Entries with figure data

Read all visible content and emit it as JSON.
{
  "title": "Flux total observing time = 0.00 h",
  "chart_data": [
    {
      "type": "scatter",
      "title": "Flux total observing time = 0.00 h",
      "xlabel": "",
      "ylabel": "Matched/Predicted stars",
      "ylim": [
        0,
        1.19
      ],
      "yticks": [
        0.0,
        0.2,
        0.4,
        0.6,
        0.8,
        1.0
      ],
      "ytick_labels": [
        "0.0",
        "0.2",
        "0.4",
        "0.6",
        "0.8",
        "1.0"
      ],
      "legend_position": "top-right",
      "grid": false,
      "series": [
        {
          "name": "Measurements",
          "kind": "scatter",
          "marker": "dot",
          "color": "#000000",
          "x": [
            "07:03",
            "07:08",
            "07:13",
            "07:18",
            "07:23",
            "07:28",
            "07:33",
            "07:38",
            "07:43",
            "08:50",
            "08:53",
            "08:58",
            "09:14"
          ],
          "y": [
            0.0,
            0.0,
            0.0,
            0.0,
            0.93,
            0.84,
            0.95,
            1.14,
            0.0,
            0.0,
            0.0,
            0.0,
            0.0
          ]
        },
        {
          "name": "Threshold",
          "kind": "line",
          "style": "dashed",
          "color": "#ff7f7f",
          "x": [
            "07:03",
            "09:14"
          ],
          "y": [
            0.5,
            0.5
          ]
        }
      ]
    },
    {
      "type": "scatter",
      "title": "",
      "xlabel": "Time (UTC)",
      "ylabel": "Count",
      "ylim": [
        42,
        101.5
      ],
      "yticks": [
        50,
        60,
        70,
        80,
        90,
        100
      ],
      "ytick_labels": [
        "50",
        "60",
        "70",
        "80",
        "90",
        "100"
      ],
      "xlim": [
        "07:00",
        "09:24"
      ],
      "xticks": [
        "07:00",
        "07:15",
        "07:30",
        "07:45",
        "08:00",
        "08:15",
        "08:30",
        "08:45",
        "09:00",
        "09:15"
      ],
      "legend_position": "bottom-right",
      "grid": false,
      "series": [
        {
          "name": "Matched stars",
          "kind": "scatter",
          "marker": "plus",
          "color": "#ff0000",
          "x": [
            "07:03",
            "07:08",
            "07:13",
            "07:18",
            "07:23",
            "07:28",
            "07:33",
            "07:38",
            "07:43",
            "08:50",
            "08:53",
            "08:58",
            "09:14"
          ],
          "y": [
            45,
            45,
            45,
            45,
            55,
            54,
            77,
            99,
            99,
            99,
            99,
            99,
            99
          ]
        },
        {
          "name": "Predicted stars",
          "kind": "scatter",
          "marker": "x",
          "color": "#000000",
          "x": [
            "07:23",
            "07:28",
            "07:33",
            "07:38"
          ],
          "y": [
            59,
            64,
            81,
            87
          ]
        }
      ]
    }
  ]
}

DIRECTIVE -
Take the lines above and print them exactly.

TASK RESPONSE -
Read all visible content and emit it as JSON.
{
  "title": "Flux total observing time = 0.00 h",
  "chart_data": [
    {
      "type": "scatter",
      "title": "Flux total observing time = 0.00 h",
      "xlabel": "",
      "ylabel": "Matched/Predicted stars",
      "ylim": [
        0,
        1.19
      ],
      "yticks": [
        0.0,
        0.2,
        0.4,
        0.6,
        0.8,
        1.0
      ],
      "ytick_labels": [
        "0.0",
        "0.2",
        "0.4",
        "0.6",
        "0.8",
        "1.0"
      ],
      "legend_position": "top-right",
      "grid": false,
      "series": [
        {
          "name": "Measurements",
          "kind": "scatter",
          "marker": "dot",
          "color": "#000000",
          "x": [
            "07:03",
            "07:08",
            "07:13",
            "07:18",
            "07:23",
            "07:28",
            "07:33",
            "07:38",
            "07:43",
            "08:50",
            "08:53",
            "08:58",
            "09:14"
          ],
          "y": [
            0.0,
            0.0,
            0.0,
            0.0,
            0.93,
            0.84,
            0.95,
            1.14,
            0.0,
            0.0,
            0.0,
            0.0,
            0.0
          ]
        },
        {
          "name": "Threshold",
          "kind": "line",
          "style": "dashed",
          "color": "#ff7f7f",
          "x": [
            "07:03",
            "09:14"
          ],
          "y": [
            0.5,
            0.5
          ]
        }
      ]
    },
    {
      "type": "scatter",
      "title": "",
      "xlabel": "Time (UTC)",
      "ylabel": "Count",
      "ylim": [
        42,
        101.5
      ],
      "yticks": [
        50,
        60,
        70,
        80,
        90,
        100
      ],
      "ytick_labels": [
        "50",
        "60",
        "70",
        "80",
        "90",
        "100"
      ],
      "xlim": [
        "07:00",
        "09:24"
      ],
      "xticks": [
        "07:00",
        "07:15",
        "07:30",
        "07:45",
        "08:00",
        "08:15",
        "08:30",
        "08:45",
        "09:00",
        "09:15"
      ],
      "legend_position": "bottom-right",
      "grid": false,
      "series": [
        {
          "name": "Matched stars",
          "kind": "scatter",
          "marker": "plus",
          "color": "#ff0000",
          "x": [
            "07:03",
            "07:08",
            "07:13",
            "07:18",
            "07:23",
            "07:28",
            "07:33",
            "07:38",
            "07:43",
            "08:50",
            "08:53",
            "08:58",
            "09:14"
          ],
          "y": [
            45,
            45,
            45,
            45,
            55,
            54,
            77,
            99,
            99,
            99,
            99,
            99,
            99
          ]
        },
        {
          "name": "Predicted stars",
          "kind": "scatter",
          "marker": "x",
          "color": "#000000",
          "x": [
            "07:23",
            "07:28",
            "07:33",
            "07:38"
          ],
          "y": [
            59,
            64,
            81,
            87
          ]
        }
      ]
    }
  ]
}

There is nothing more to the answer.